Records from a collection:
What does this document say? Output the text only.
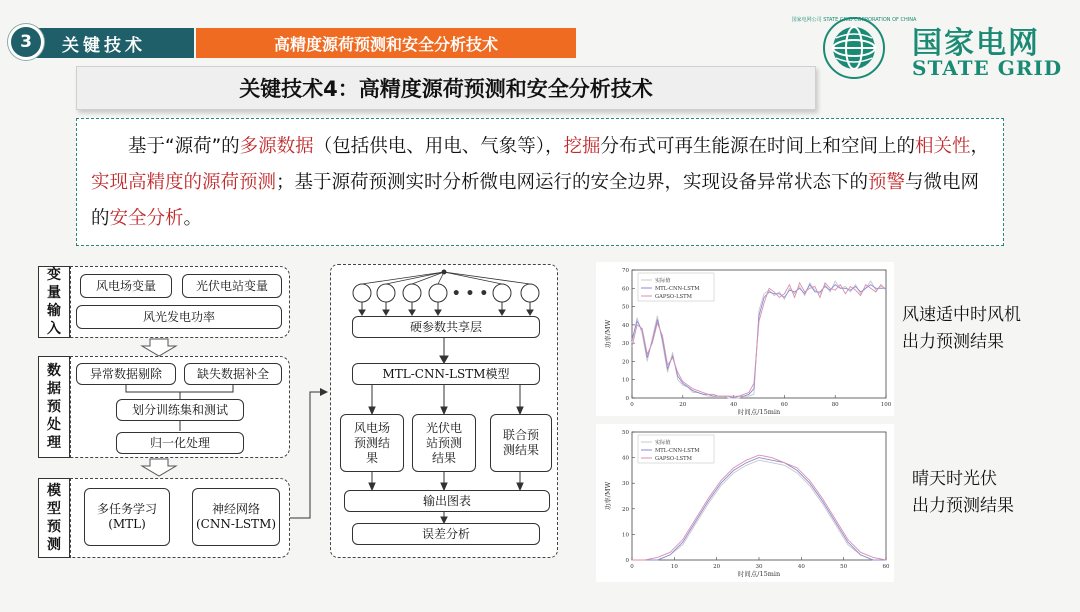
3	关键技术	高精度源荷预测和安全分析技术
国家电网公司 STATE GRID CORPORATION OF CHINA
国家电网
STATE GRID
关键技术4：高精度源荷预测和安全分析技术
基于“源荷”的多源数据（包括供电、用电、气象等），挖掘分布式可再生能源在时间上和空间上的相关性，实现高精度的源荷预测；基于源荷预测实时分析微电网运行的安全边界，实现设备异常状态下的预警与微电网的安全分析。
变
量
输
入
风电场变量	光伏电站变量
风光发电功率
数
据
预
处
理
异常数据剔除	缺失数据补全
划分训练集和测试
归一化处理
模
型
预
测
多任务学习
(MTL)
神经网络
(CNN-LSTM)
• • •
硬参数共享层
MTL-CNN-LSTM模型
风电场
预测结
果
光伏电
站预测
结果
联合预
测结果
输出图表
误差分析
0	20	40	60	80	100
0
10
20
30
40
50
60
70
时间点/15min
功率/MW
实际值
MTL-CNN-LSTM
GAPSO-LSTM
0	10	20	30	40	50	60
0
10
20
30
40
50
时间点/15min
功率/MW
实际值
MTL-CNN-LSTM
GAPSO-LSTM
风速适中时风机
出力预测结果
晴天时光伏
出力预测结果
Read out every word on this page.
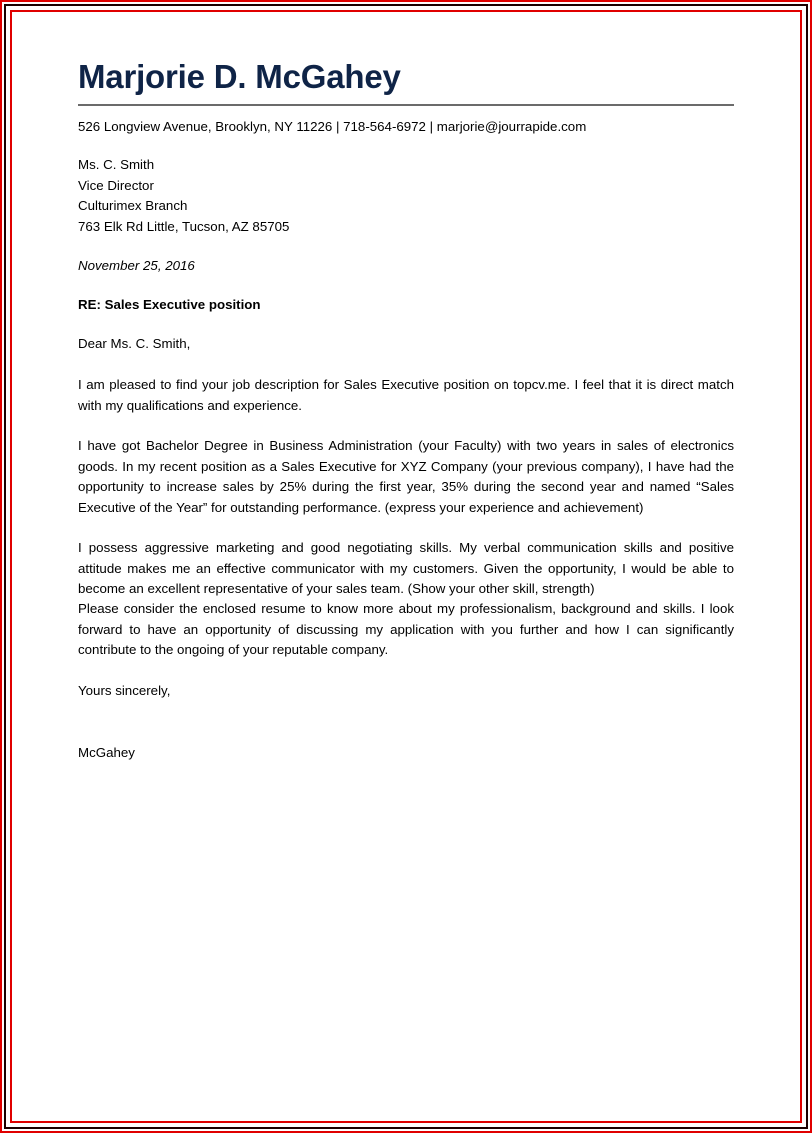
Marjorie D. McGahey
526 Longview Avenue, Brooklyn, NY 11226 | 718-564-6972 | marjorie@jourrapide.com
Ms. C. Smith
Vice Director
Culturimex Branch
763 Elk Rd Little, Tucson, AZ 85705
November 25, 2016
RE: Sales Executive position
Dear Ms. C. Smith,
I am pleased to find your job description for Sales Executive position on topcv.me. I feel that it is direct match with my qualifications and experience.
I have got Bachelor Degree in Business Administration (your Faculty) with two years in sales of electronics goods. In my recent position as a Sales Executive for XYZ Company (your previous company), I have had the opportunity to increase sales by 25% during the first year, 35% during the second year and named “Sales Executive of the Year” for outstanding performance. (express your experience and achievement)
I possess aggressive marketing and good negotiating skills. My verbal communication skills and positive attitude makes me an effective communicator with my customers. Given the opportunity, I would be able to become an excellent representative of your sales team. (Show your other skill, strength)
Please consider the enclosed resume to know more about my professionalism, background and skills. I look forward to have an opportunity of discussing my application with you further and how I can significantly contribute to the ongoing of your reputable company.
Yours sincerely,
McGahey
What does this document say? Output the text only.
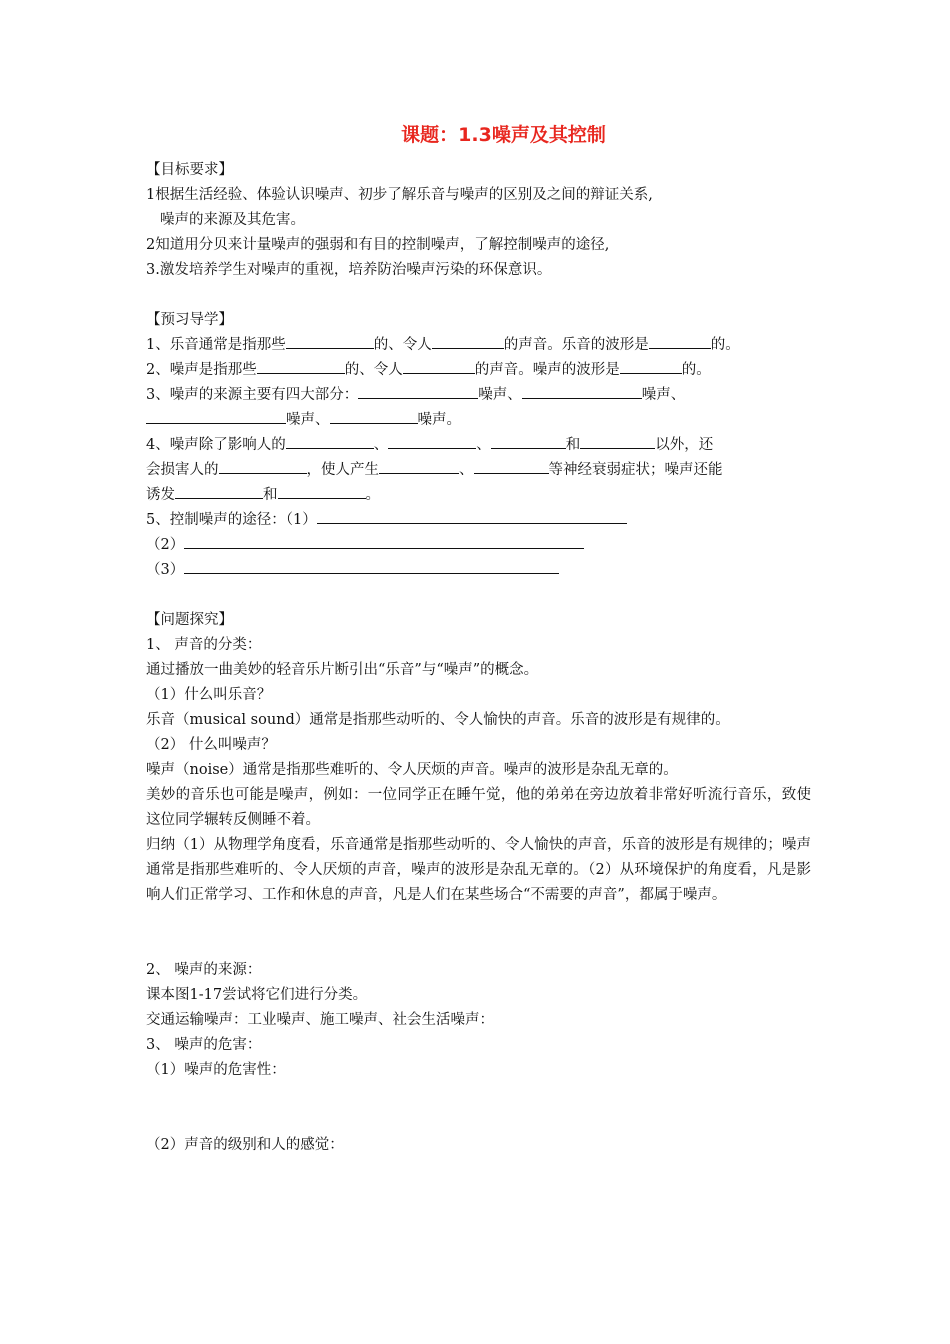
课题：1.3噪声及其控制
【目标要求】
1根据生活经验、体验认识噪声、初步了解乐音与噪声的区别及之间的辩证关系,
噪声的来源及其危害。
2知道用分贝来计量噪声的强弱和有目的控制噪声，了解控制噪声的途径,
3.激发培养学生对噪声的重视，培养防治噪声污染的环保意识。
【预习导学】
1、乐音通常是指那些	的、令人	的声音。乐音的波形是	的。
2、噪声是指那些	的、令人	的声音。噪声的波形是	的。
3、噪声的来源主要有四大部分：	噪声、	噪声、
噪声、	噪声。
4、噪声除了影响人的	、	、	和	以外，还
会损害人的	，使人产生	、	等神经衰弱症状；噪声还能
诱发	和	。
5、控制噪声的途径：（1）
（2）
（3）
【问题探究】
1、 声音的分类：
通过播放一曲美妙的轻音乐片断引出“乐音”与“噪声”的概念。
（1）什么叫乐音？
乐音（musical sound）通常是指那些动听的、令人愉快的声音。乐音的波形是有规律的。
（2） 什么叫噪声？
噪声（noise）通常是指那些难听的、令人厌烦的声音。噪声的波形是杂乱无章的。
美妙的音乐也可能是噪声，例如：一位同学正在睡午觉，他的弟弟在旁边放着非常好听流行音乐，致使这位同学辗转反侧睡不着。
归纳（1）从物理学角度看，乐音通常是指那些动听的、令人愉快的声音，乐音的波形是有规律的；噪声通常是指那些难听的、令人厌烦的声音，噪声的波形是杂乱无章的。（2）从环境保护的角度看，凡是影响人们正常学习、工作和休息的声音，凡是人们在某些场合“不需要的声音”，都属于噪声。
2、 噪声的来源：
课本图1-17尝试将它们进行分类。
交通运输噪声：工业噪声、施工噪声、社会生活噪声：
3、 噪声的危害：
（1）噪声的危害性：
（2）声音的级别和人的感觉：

- Exercise: Your task is to gather all lines from the entries above that hold the word "have".

- Finished task:
I have got Bachelor Degree in Business Administration (your Faculty) with two years in sales of electronics goods. In my recent position as a Sales Executive for XYZ Company (your previous company), I have had the opportunity to increase sales by 25% during the first year, 35% during the second year and named “Sales Executive of the Year” for outstanding performance. (express your experience and achievement)
Please consider the enclosed resume to know more about my professionalism, background and skills. I look forward to have an opportunity of discussing my application with you further and how I can significantly contribute to the ongoing of your reputable company.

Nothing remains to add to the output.